Check each line for the string "this". Give only the count of lines that have it.

□ □ □ □ □ □ □

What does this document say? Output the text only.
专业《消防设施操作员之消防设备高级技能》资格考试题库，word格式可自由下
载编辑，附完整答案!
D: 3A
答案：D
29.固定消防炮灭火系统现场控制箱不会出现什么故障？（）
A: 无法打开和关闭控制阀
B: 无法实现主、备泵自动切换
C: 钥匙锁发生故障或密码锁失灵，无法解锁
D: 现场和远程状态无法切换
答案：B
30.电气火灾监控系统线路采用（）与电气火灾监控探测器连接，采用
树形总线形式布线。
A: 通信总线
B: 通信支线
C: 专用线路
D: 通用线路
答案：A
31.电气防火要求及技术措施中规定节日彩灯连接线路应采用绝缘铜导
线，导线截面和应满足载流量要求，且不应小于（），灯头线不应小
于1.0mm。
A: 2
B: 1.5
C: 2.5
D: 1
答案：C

□ □ □ □ □ □ □

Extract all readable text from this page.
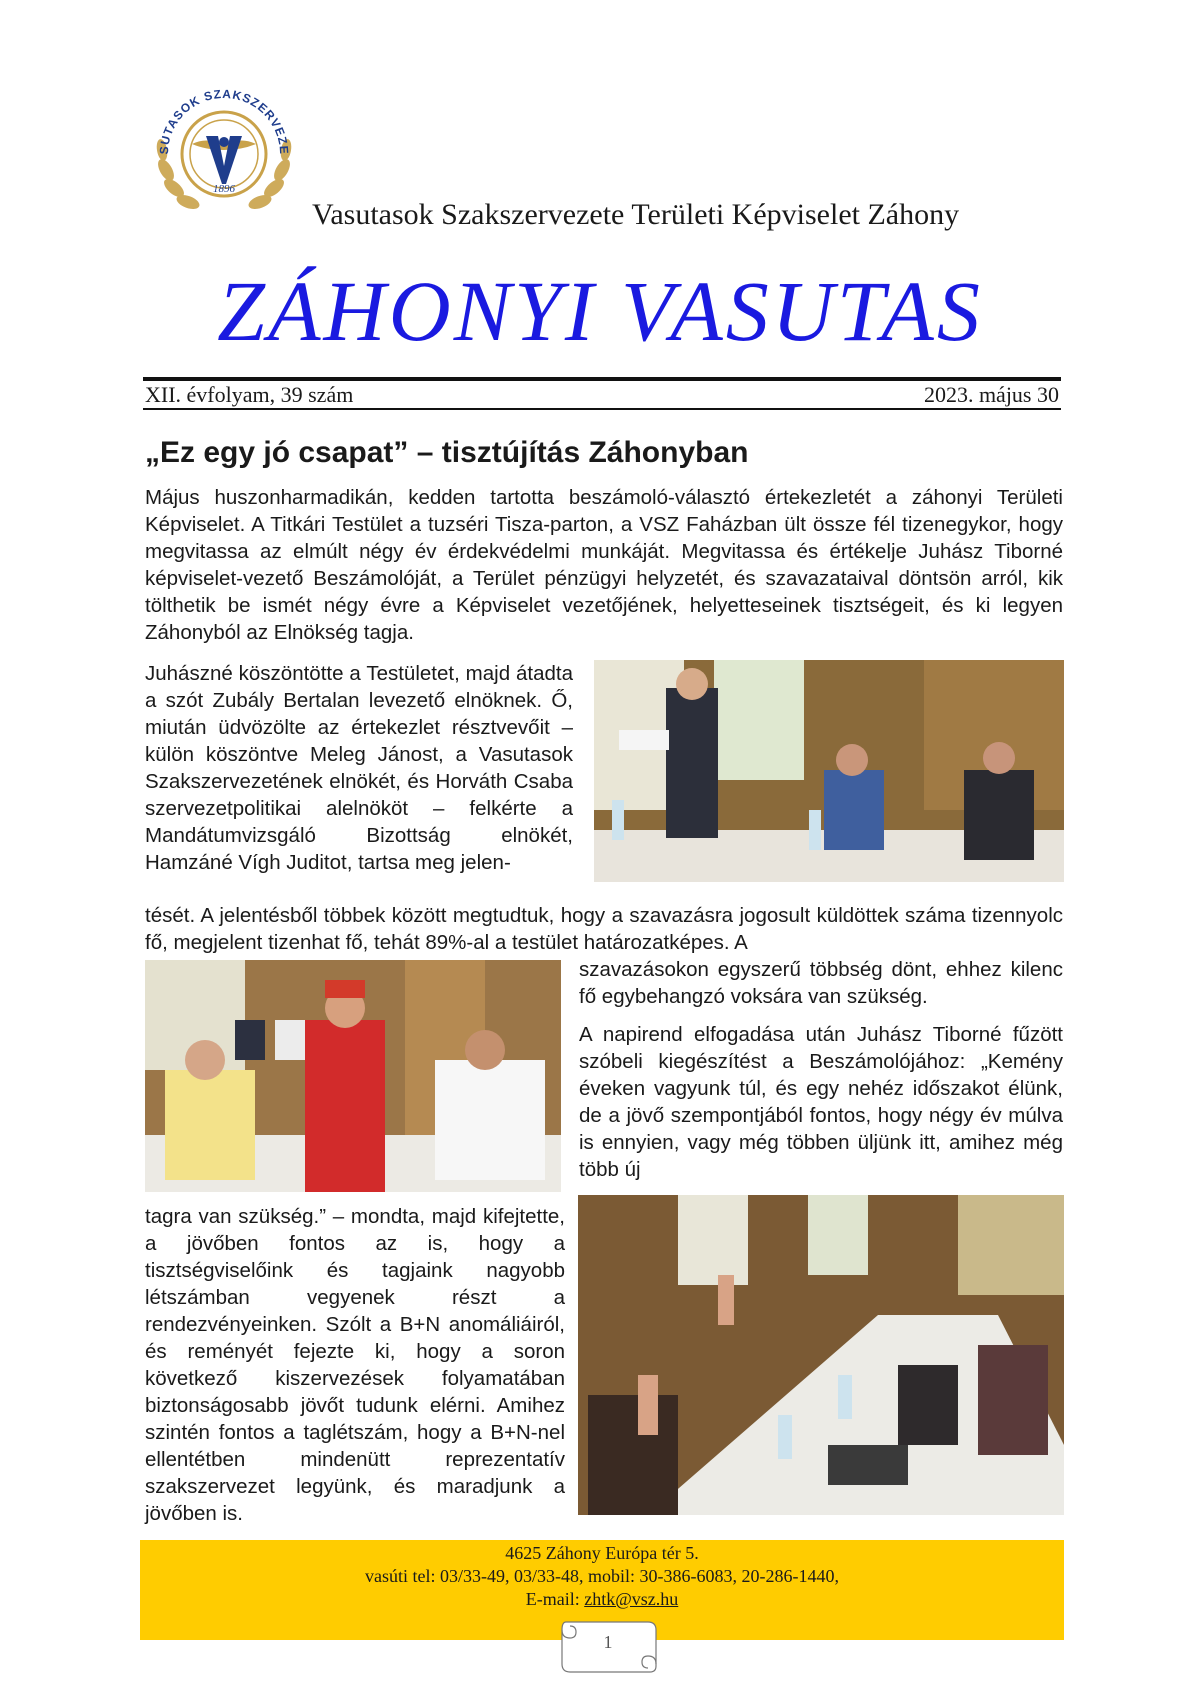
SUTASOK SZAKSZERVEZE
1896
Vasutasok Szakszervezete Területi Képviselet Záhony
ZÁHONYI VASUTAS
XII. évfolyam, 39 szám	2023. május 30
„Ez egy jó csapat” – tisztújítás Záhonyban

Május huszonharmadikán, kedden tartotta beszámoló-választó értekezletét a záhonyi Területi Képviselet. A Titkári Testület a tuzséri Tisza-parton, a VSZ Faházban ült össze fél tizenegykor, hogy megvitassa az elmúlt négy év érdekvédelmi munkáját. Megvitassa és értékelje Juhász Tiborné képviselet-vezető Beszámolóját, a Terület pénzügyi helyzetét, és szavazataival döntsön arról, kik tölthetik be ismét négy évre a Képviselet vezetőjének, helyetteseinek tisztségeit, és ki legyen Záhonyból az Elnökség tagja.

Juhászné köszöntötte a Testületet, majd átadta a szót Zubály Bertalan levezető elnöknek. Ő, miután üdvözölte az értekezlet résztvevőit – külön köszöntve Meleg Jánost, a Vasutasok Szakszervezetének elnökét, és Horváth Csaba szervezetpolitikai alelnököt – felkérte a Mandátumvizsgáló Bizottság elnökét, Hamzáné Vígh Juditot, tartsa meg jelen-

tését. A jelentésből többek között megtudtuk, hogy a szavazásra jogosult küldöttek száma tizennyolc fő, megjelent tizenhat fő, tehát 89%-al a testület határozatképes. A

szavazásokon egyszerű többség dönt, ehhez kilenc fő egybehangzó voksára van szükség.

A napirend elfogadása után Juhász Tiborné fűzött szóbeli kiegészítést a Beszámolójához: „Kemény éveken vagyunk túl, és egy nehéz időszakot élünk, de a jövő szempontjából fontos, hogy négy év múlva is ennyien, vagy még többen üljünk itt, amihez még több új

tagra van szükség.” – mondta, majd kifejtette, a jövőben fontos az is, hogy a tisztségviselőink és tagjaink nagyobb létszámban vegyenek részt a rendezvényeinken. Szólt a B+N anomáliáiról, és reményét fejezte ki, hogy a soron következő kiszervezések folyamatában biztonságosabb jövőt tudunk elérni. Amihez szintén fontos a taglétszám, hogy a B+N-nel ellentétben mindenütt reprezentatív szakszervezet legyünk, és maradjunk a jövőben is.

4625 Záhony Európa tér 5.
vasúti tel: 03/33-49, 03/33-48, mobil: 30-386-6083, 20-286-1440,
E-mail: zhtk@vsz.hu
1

□ □ □ □ □ □ □

### REPLY TO THE TASK
2